» Exercise requirements
Each entry below is to be duplicated verbatim.

====================

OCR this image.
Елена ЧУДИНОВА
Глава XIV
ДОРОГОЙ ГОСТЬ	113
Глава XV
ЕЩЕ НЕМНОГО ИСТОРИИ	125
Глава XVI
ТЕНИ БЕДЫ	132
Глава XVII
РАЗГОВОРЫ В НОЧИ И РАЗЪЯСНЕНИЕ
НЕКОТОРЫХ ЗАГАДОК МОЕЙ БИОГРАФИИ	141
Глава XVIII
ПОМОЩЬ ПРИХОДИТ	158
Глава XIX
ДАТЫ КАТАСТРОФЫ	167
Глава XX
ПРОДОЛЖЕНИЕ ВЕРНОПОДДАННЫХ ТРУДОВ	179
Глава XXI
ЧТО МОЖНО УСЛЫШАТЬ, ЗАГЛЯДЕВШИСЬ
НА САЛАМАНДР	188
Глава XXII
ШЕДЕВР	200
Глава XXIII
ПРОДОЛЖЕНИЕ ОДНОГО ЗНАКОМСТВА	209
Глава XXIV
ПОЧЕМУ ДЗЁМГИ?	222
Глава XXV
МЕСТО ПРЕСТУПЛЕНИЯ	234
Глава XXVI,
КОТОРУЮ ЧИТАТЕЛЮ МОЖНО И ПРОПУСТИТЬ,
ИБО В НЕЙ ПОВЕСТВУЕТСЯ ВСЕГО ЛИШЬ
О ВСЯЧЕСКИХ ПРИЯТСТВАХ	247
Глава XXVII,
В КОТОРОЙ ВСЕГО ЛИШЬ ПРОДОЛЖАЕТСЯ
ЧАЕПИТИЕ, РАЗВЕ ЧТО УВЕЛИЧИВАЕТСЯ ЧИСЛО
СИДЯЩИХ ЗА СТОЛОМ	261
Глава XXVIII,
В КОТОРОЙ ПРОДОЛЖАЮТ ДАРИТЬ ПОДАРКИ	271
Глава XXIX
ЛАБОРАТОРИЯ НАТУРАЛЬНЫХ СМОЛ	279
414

====================

» Complete output
OCR this image.
Елена ЧУДИНОВА
Глава XIV
ДОРОГОЙ ГОСТЬ	113
Глава XV
ЕЩЕ НЕМНОГО ИСТОРИИ	125
Глава XVI
ТЕНИ БЕДЫ	132
Глава XVII
РАЗГОВОРЫ В НОЧИ И РАЗЪЯСНЕНИЕ
НЕКОТОРЫХ ЗАГАДОК МОЕЙ БИОГРАФИИ	141
Глава XVIII
ПОМОЩЬ ПРИХОДИТ	158
Глава XIX
ДАТЫ КАТАСТРОФЫ	167
Глава XX
ПРОДОЛЖЕНИЕ ВЕРНОПОДДАННЫХ ТРУДОВ	179
Глава XXI
ЧТО МОЖНО УСЛЫШАТЬ, ЗАГЛЯДЕВШИСЬ
НА САЛАМАНДР	188
Глава XXII
ШЕДЕВР	200
Глава XXIII
ПРОДОЛЖЕНИЕ ОДНОГО ЗНАКОМСТВА	209
Глава XXIV
ПОЧЕМУ ДЗЁМГИ?	222
Глава XXV
МЕСТО ПРЕСТУПЛЕНИЯ	234
Глава XXVI,
КОТОРУЮ ЧИТАТЕЛЮ МОЖНО И ПРОПУСТИТЬ,
ИБО В НЕЙ ПОВЕСТВУЕТСЯ ВСЕГО ЛИШЬ
О ВСЯЧЕСКИХ ПРИЯТСТВАХ	247
Глава XXVII,
В КОТОРОЙ ВСЕГО ЛИШЬ ПРОДОЛЖАЕТСЯ
ЧАЕПИТИЕ, РАЗВЕ ЧТО УВЕЛИЧИВАЕТСЯ ЧИСЛО
СИДЯЩИХ ЗА СТОЛОМ	261
Глава XXVIII,
В КОТОРОЙ ПРОДОЛЖАЮТ ДАРИТЬ ПОДАРКИ	271
Глава XXIX
ЛАБОРАТОРИЯ НАТУРАЛЬНЫХ СМОЛ	279
414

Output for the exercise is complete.